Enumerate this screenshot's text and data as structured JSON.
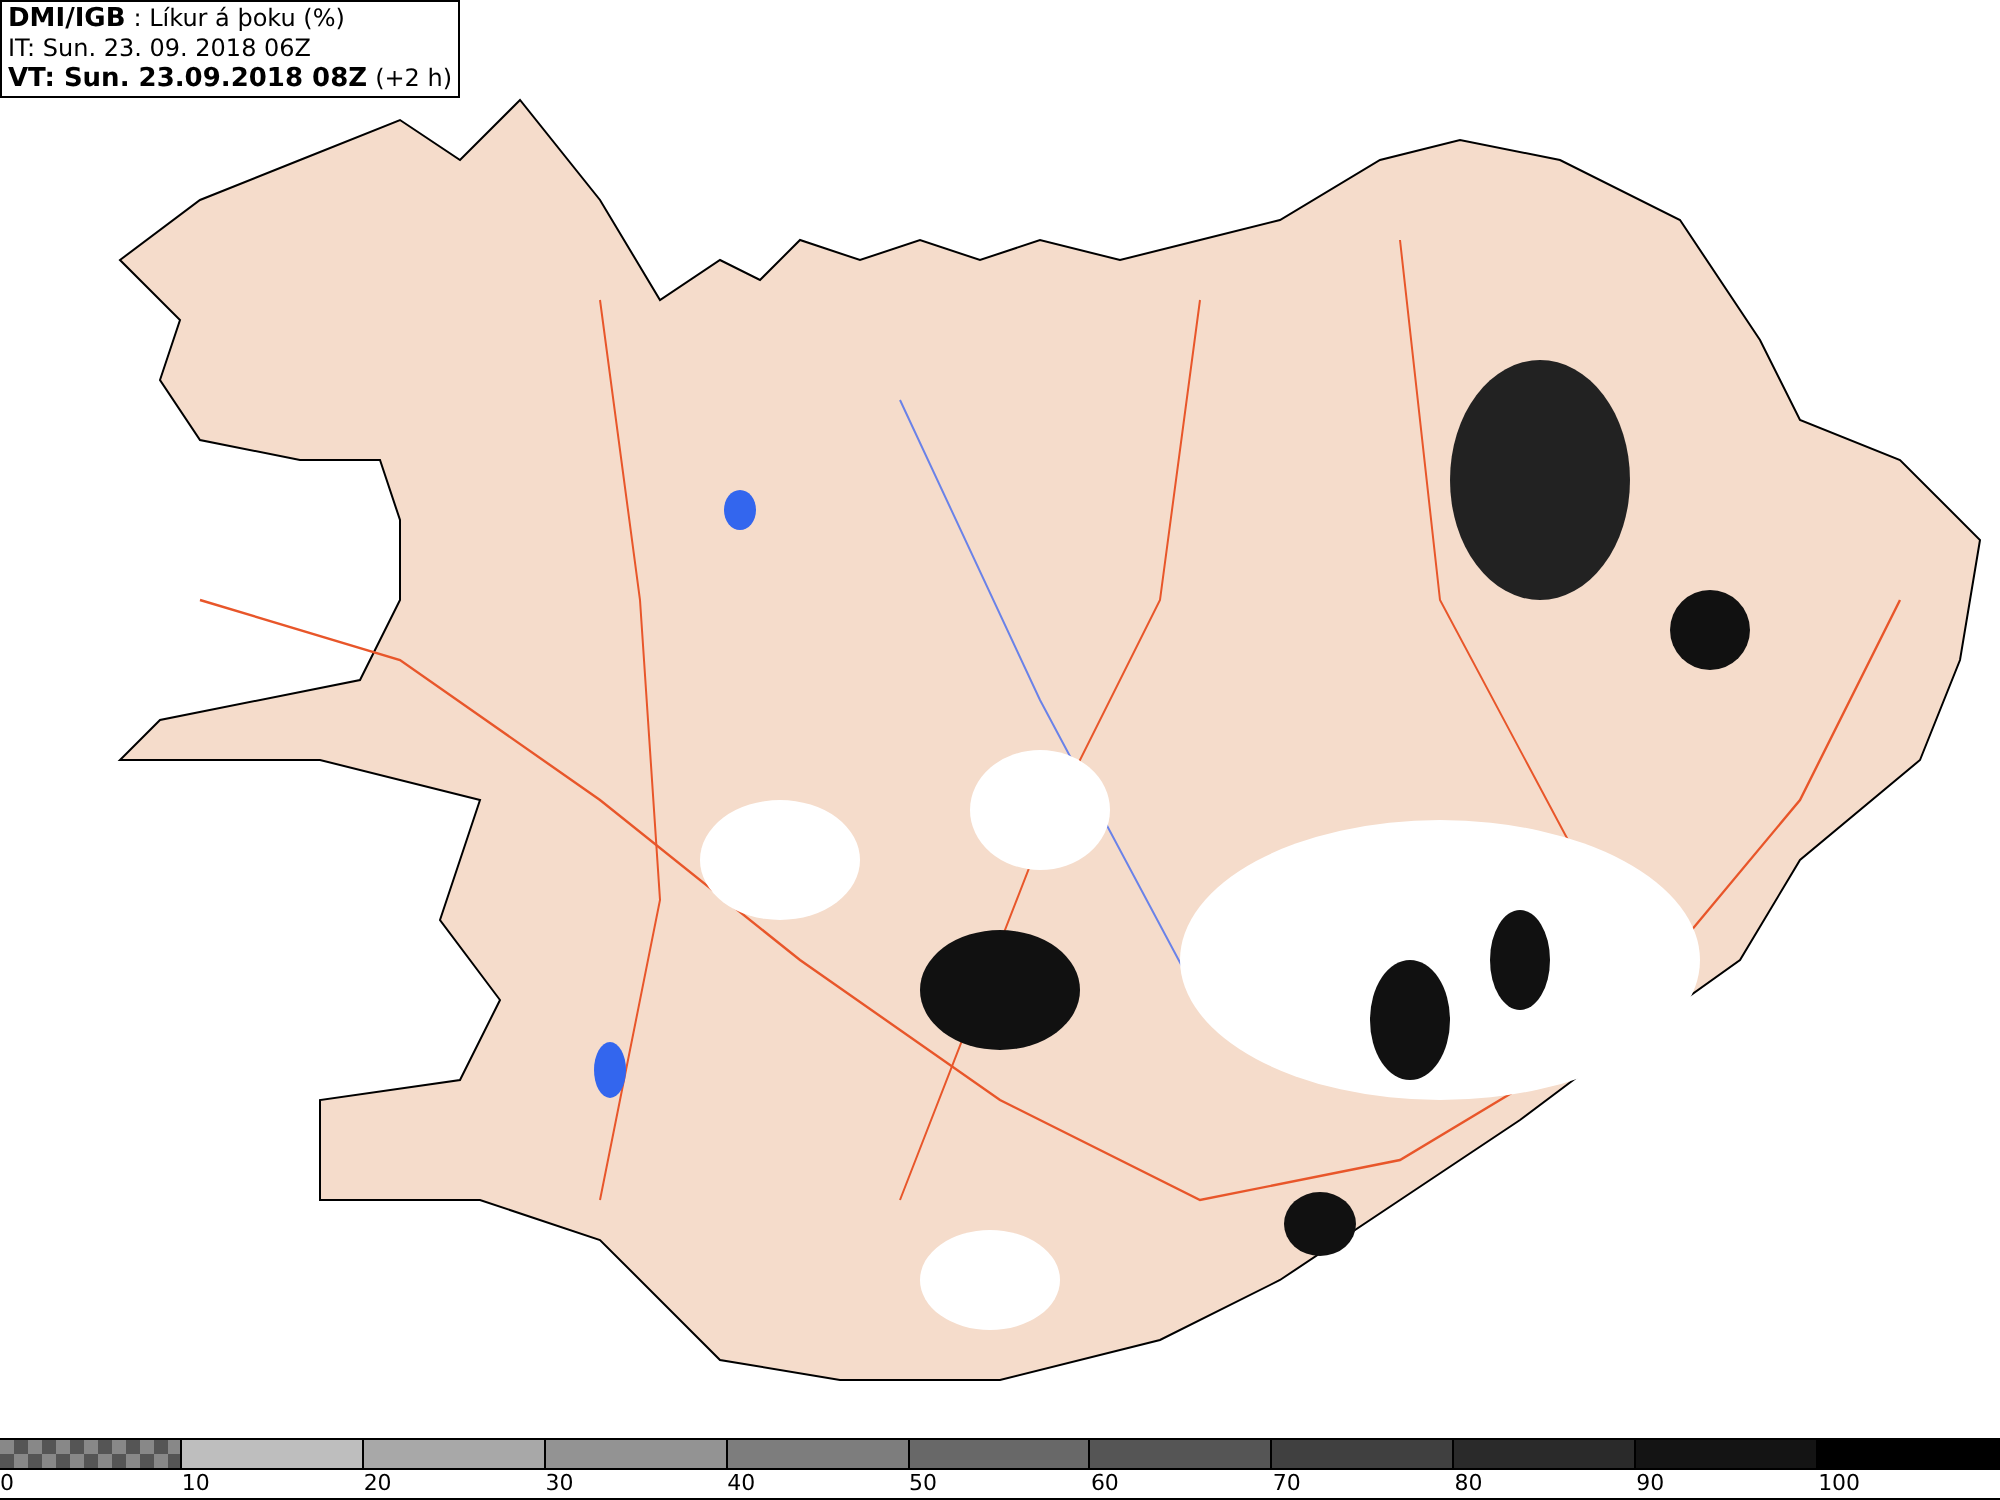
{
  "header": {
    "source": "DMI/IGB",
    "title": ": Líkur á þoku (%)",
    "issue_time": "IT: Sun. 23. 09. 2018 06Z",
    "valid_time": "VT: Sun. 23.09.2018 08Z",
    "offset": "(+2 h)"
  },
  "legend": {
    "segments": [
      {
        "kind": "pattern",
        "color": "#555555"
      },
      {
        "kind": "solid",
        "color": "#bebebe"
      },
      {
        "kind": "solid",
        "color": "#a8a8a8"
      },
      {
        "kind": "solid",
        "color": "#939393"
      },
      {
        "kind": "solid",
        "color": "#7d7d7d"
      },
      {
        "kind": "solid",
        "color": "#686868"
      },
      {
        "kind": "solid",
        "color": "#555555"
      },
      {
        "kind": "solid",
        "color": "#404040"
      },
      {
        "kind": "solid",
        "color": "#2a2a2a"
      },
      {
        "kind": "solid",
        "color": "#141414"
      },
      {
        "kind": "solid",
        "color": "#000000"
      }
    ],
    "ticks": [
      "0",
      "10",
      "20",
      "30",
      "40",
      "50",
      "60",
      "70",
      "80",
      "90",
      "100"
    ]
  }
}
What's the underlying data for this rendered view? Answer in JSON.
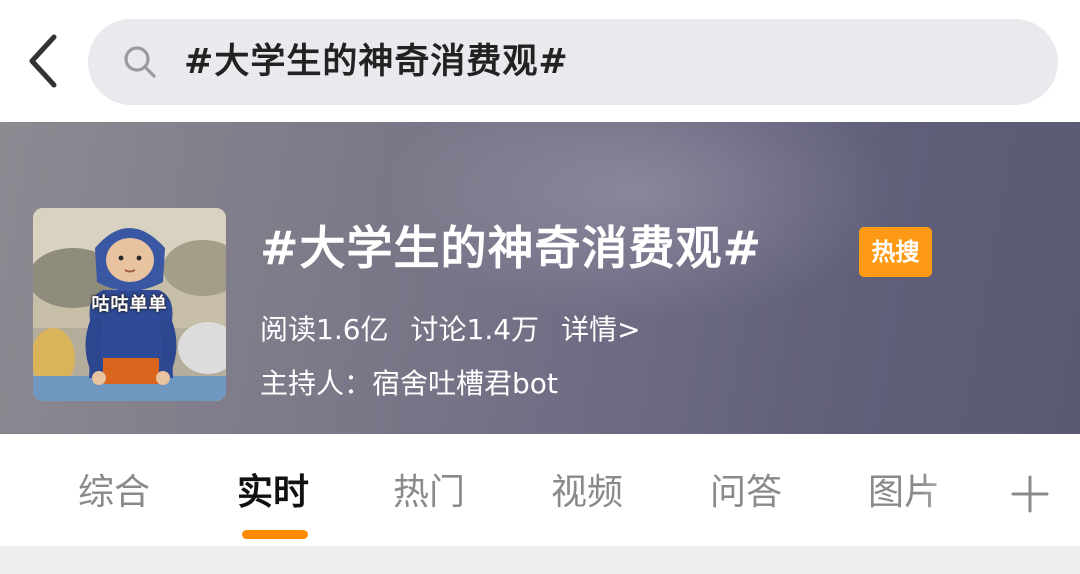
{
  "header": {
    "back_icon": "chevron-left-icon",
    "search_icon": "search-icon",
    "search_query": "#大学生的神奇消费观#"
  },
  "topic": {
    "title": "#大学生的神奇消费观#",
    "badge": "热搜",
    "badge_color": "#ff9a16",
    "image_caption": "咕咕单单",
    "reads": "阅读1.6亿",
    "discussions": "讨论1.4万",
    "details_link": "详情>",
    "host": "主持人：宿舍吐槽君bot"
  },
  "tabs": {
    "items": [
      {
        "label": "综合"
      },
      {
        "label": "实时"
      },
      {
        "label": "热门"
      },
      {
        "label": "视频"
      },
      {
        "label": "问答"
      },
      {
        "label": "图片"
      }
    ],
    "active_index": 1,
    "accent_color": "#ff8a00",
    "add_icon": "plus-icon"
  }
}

________________________

TO BE DONE
Set the entries down again exactly. Do not include the images.

OUTPUT
Enumerate this screenshot's text and data as structured JSON.
{
  "header": {
    "source": "DMI/IGB",
    "title": ": Líkur á þoku (%)",
    "issue_time": "IT: Sun. 23. 09. 2018 06Z",
    "valid_time": "VT: Sun. 23.09.2018 08Z",
    "offset": "(+2 h)"
  },
  "legend": {
    "segments": [
      {
        "kind": "pattern",
        "color": "#555555"
      },
      {
        "kind": "solid",
        "color": "#bebebe"
      },
      {
        "kind": "solid",
        "color": "#a8a8a8"
      },
      {
        "kind": "solid",
        "color": "#939393"
      },
      {
        "kind": "solid",
        "color": "#7d7d7d"
      },
      {
        "kind": "solid",
        "color": "#686868"
      },
      {
        "kind": "solid",
        "color": "#555555"
      },
      {
        "kind": "solid",
        "color": "#404040"
      },
      {
        "kind": "solid",
        "color": "#2a2a2a"
      },
      {
        "kind": "solid",
        "color": "#141414"
      },
      {
        "kind": "solid",
        "color": "#000000"
      }
    ],
    "ticks": [
      "0",
      "10",
      "20",
      "30",
      "40",
      "50",
      "60",
      "70",
      "80",
      "90",
      "100"
    ]
  }
}
What's the underlying data for this rendered view? Answer in JSON.
{
  "header": {
    "back_icon": "chevron-left-icon",
    "search_icon": "search-icon",
    "search_query": "#大学生的神奇消费观#"
  },
  "topic": {
    "title": "#大学生的神奇消费观#",
    "badge": "热搜",
    "badge_color": "#ff9a16",
    "image_caption": "咕咕单单",
    "reads": "阅读1.6亿",
    "discussions": "讨论1.4万",
    "details_link": "详情>",
    "host": "主持人：宿舍吐槽君bot"
  },
  "tabs": {
    "items": [
      {
        "label": "综合"
      },
      {
        "label": "实时"
      },
      {
        "label": "热门"
      },
      {
        "label": "视频"
      },
      {
        "label": "问答"
      },
      {
        "label": "图片"
      }
    ],
    "active_index": 1,
    "accent_color": "#ff8a00",
    "add_icon": "plus-icon"
  }
}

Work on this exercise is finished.